## WORK REQUIRED
Gather the lines that hold the string "capacity".

* BEGIN *

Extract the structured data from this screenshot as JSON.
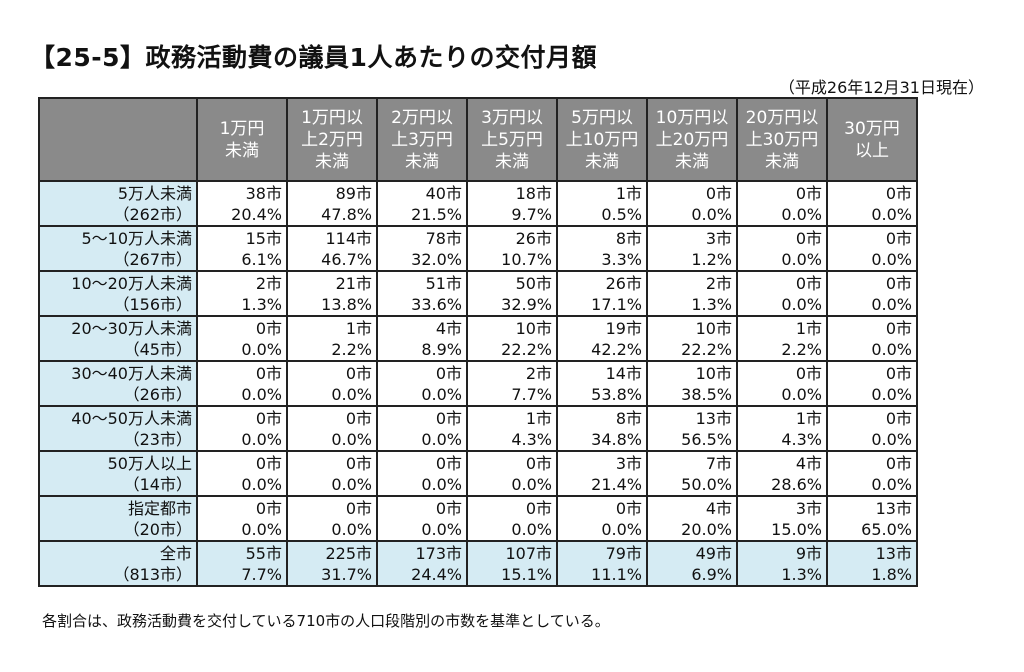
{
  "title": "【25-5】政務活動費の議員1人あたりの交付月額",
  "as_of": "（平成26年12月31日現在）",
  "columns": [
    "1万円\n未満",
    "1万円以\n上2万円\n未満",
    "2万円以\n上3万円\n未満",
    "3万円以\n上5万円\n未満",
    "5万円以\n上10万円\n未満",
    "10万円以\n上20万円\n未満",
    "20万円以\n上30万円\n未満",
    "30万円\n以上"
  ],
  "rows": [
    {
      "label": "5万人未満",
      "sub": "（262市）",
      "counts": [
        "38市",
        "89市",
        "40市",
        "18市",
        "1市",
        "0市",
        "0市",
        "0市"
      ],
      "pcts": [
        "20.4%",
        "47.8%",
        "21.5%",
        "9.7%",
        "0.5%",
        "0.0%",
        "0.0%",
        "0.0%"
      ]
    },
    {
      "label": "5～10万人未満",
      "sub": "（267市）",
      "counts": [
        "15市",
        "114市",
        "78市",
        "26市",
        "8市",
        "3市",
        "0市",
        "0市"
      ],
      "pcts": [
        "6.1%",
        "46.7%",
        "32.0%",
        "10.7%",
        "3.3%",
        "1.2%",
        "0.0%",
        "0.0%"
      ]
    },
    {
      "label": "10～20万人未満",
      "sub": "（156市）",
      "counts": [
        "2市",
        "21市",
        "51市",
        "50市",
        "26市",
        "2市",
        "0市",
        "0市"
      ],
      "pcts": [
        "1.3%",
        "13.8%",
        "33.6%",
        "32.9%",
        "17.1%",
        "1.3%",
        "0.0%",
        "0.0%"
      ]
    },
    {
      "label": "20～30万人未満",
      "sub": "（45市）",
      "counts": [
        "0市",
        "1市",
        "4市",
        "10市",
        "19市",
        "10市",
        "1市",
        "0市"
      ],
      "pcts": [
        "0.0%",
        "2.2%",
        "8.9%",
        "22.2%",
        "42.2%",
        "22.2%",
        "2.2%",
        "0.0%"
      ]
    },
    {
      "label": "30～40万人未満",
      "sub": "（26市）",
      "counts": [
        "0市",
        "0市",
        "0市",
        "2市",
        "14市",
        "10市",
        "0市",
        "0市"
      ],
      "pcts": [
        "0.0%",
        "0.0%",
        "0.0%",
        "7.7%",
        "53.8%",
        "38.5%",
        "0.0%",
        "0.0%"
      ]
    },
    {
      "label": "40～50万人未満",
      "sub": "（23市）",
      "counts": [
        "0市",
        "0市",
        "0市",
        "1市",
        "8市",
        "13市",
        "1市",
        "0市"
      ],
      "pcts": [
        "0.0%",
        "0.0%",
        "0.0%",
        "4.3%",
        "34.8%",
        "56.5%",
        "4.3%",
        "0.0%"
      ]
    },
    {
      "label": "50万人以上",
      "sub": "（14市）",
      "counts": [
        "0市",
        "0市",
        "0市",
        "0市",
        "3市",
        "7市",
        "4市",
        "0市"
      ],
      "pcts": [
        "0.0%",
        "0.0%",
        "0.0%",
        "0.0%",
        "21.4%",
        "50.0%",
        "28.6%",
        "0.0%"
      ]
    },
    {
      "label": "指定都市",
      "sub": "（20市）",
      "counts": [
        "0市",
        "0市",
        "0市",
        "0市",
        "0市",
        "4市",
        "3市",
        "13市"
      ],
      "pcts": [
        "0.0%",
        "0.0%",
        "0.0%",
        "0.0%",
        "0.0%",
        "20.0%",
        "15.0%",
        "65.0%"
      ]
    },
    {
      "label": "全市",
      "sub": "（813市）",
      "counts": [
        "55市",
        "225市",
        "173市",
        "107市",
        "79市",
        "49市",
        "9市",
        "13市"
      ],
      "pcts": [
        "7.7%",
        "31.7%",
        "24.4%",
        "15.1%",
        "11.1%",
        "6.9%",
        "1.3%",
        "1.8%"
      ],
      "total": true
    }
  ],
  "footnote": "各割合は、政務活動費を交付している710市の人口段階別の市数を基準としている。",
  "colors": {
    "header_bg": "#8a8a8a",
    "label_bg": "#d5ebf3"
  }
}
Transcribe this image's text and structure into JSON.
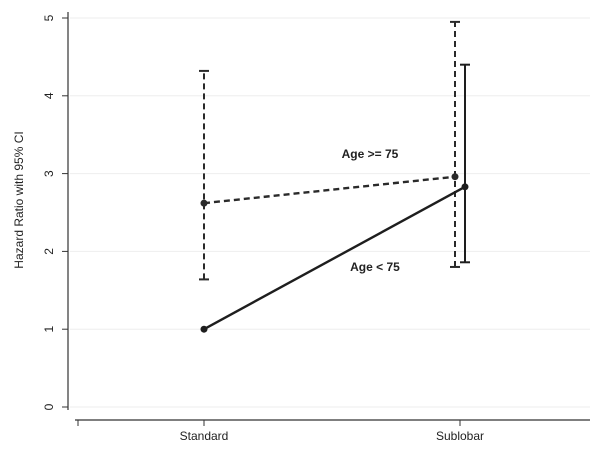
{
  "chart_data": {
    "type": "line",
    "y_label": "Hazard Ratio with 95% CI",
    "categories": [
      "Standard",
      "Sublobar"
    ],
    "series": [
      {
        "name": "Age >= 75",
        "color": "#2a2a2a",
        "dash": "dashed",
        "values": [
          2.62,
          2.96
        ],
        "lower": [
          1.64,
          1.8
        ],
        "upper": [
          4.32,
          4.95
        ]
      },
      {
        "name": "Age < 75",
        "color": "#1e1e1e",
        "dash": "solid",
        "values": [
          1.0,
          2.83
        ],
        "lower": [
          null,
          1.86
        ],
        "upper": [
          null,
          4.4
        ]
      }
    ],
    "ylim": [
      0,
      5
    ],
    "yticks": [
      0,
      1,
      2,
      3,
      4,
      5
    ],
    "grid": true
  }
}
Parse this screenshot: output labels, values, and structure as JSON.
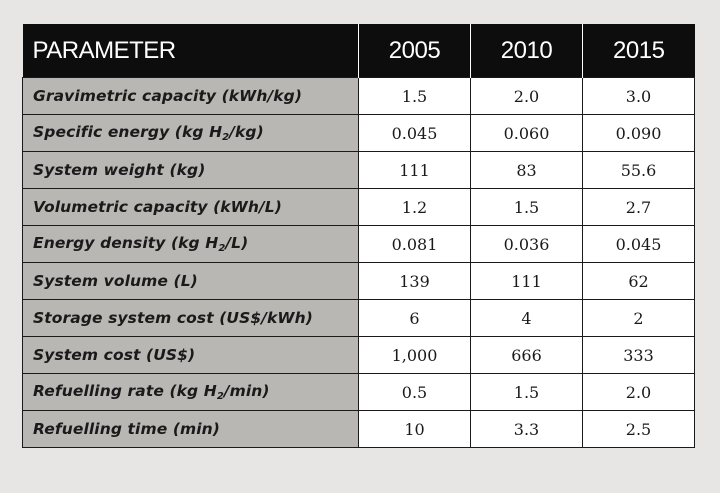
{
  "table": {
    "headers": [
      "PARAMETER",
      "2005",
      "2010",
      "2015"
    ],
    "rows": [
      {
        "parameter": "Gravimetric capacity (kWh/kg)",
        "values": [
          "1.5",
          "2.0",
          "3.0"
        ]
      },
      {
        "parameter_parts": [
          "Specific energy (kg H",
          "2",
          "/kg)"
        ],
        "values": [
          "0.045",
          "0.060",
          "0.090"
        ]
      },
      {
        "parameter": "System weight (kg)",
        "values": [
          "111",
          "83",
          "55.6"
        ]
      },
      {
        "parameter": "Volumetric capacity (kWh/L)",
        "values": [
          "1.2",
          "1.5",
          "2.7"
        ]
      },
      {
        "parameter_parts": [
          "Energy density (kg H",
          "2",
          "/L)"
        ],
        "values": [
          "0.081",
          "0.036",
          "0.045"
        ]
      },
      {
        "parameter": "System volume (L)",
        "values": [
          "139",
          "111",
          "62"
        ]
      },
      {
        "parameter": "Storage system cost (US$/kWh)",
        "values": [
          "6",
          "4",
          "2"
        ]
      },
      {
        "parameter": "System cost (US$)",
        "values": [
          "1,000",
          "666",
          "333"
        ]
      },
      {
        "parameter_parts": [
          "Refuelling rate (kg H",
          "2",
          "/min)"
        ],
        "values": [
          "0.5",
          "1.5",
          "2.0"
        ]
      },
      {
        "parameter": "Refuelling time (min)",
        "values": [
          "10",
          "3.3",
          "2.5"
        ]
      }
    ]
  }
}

* END *

## EXERCISE OUTPUT
        "parameter": "Gravimetric capacity (kWh/kg)",
        "parameter": "Volumetric capacity (kWh/L)",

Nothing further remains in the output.